● **Page excerpt**:
+===+

It’s pretty simple: share blog posts on Mondays. Retweet others. That’s basically it. Many people will share on other days using that hashtag, but because it’s got Monday right in the title, I kindly remind them that WE only share on Mondays. Share your posts any day you want, just reserve the hashtag only for Mondays!
*You have an advocacy page, where people can find help and support and even a HopeLine if they are survivors of sexual or domestic violence. And you clearly have a place in in your heart and are very supportive of our troops. Again, folks can learn more on your sites but is there anything you’d like to share about these causes here?
I think it’s important that people find resources so they don’t feel alone, especially women in sexual assault or domestic violence situations, where they feel dependent on the abuser for survival. I’ve always been an advocate for women and children, but I decided to use my social media platform to help as much as I can, so people will know where to find help and resources.
*I know you are a mom. I have 3 kids--my only daughter is named Rachel—she is 9, and a passionate reader and writer (she’ll be debuting her corner on my site soon). As someone who has known since about her age that I’ve wanted to write, yet for any number of life reasons only got serious about in these last few years, I am endeavoring to walk a fine line between supporting/pushing her. I don’t want her dream to languish long as mine did, yet I am try to remember it is her dream, and she is a kid, and I want to support her and I don’t want to push, I just want to support her in her journey, however it shall play out. What advice would you have for parents of those young, literary souls, and what one thing would you tell the young Rachels of the world, as their fledgling literary embers are just beginning to simmer?
I am a mom – two children, a girl (15) and a boy (8). It’s important to encourage our children in whatever endeavor they gravitate toward, whether that’s art, sports, or a subject like math or science. My teenaged daughter is a talented artist and is looking at art schools for college – that’s all her. My son puts together Legos for big kids and adults – he has the mind of an engineer.

+===+

● **Information shown**:
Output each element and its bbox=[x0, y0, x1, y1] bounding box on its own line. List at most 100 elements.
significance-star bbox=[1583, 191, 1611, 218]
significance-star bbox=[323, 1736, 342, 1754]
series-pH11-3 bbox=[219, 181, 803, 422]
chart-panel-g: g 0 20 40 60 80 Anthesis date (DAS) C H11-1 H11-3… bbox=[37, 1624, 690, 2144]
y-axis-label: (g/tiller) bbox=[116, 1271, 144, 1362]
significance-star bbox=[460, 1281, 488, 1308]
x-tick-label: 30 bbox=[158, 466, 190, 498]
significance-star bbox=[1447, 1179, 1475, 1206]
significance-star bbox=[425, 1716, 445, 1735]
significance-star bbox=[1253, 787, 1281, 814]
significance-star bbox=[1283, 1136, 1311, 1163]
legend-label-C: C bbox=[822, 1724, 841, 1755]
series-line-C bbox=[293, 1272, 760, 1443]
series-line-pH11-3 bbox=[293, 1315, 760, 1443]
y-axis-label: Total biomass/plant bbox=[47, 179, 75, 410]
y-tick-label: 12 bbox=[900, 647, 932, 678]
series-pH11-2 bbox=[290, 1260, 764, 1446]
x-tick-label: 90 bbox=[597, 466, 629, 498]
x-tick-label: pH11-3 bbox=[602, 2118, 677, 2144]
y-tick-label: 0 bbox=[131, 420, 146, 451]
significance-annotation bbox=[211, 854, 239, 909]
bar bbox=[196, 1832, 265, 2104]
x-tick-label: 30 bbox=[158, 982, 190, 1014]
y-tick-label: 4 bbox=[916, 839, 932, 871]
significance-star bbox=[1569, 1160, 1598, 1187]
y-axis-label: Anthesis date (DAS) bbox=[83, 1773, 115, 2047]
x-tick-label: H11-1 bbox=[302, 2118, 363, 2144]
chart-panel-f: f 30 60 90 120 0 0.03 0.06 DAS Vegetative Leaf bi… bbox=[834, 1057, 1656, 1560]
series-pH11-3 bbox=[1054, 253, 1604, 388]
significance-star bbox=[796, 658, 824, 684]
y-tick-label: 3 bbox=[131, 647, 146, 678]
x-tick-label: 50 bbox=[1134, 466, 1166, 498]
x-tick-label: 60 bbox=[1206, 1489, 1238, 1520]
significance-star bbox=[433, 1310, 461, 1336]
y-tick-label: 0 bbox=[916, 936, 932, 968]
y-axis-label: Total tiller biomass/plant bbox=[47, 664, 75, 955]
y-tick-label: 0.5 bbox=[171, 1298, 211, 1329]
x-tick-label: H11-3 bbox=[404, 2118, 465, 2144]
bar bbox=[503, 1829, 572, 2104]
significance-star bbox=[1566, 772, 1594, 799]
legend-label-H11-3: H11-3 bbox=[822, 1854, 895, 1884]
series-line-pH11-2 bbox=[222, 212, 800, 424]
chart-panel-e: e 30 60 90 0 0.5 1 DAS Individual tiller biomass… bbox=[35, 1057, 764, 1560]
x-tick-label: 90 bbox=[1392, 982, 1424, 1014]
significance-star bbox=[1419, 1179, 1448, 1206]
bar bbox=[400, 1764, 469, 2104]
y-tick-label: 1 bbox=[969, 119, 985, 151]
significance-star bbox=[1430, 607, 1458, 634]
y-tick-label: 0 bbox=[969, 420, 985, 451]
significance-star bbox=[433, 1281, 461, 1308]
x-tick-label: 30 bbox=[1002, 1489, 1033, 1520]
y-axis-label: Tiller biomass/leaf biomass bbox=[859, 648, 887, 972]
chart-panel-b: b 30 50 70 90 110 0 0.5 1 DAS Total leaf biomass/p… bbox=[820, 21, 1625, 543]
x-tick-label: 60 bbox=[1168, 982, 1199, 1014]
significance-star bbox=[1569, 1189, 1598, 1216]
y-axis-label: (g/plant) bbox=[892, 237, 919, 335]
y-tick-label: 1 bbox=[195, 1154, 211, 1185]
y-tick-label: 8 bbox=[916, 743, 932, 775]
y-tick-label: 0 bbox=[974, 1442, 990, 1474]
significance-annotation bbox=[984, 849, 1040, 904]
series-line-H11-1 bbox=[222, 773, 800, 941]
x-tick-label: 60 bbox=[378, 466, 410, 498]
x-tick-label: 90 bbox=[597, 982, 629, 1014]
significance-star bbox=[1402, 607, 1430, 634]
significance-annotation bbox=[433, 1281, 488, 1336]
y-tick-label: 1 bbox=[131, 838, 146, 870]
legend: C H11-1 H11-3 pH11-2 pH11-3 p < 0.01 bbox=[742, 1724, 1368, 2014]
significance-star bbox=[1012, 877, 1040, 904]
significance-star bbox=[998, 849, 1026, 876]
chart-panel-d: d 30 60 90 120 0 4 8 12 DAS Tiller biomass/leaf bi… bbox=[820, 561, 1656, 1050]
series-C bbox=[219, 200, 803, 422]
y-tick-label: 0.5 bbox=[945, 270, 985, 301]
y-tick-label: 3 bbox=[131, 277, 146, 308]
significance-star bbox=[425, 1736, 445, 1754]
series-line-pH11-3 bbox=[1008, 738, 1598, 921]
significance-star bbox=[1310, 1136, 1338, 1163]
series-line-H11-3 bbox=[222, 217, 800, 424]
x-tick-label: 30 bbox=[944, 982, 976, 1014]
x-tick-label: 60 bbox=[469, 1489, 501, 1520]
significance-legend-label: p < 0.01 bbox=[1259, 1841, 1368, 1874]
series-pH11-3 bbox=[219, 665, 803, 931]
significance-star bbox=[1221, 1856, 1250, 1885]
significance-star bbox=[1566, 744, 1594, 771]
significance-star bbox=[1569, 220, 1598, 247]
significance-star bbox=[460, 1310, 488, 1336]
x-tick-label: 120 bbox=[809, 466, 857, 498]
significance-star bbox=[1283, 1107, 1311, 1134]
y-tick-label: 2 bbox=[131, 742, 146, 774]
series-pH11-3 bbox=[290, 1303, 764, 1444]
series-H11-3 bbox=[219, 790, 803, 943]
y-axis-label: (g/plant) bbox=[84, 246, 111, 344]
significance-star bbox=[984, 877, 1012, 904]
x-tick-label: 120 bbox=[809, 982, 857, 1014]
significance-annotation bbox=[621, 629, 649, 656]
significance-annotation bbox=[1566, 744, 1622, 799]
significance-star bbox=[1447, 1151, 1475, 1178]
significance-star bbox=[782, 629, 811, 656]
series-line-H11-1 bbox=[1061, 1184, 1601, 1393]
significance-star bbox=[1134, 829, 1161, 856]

+===+

● **Explore the material**:
1. In the interview excerpt, what does the interviewee say her son puts together?
2. Reproduce the interview excerpt between "I am a mom –" and "of an engineer.", inclusive.

● **Responses in order**:
1. Legos for big kids and adults.

2.
I am a mom – two children, a girl (15) and a boy (8). It’s important to encourage our children in whatever endeavor they gravitate toward, whether that’s art, sports, or a subject like math or science. My teenaged daughter is a talented artist and is looking at art schools for college – that’s all her. My son puts together Legos for big kids and adults – he has the mind of an engineer.